## Given task
Write out the records below word for word, please.
---------------
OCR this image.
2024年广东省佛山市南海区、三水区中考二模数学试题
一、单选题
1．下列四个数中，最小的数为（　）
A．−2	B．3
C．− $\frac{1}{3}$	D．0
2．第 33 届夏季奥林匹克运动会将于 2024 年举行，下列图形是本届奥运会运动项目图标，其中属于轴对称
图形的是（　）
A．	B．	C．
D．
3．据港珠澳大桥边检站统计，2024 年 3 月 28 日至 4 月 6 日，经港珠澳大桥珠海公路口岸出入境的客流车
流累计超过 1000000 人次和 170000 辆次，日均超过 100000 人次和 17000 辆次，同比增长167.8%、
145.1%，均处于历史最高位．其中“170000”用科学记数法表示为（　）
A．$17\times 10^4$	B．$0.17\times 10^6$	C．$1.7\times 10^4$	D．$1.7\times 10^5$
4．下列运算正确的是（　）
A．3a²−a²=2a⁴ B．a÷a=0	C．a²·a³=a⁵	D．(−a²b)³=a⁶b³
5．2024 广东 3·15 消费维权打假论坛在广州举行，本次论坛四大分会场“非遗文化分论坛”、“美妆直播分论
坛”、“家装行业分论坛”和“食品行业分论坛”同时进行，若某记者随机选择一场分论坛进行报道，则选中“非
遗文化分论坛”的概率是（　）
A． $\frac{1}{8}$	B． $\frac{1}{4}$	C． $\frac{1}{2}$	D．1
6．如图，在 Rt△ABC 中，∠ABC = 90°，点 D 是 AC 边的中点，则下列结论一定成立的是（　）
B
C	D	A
---------------
## Result
OCR this image.
2024年广东省佛山市南海区、三水区中考二模数学试题
一、单选题
1．下列四个数中，最小的数为（　）
A．−2	B．3
C．− $\frac{1}{3}$	D．0
2．第 33 届夏季奥林匹克运动会将于 2024 年举行，下列图形是本届奥运会运动项目图标，其中属于轴对称
图形的是（　）
A．	B．	C．
D．
3．据港珠澳大桥边检站统计，2024 年 3 月 28 日至 4 月 6 日，经港珠澳大桥珠海公路口岸出入境的客流车
流累计超过 1000000 人次和 170000 辆次，日均超过 100000 人次和 17000 辆次，同比增长167.8%、
145.1%，均处于历史最高位．其中“170000”用科学记数法表示为（　）
A．$17\times 10^4$	B．$0.17\times 10^6$	C．$1.7\times 10^4$	D．$1.7\times 10^5$
4．下列运算正确的是（　）
A．3a²−a²=2a⁴ B．a÷a=0	C．a²·a³=a⁵	D．(−a²b)³=a⁶b³
5．2024 广东 3·15 消费维权打假论坛在广州举行，本次论坛四大分会场“非遗文化分论坛”、“美妆直播分论
坛”、“家装行业分论坛”和“食品行业分论坛”同时进行，若某记者随机选择一场分论坛进行报道，则选中“非
遗文化分论坛”的概率是（　）
A． $\frac{1}{8}$	B． $\frac{1}{4}$	C． $\frac{1}{2}$	D．1
6．如图，在 Rt△ABC 中，∠ABC = 90°，点 D 是 AC 边的中点，则下列结论一定成立的是（　）
B
C	D	A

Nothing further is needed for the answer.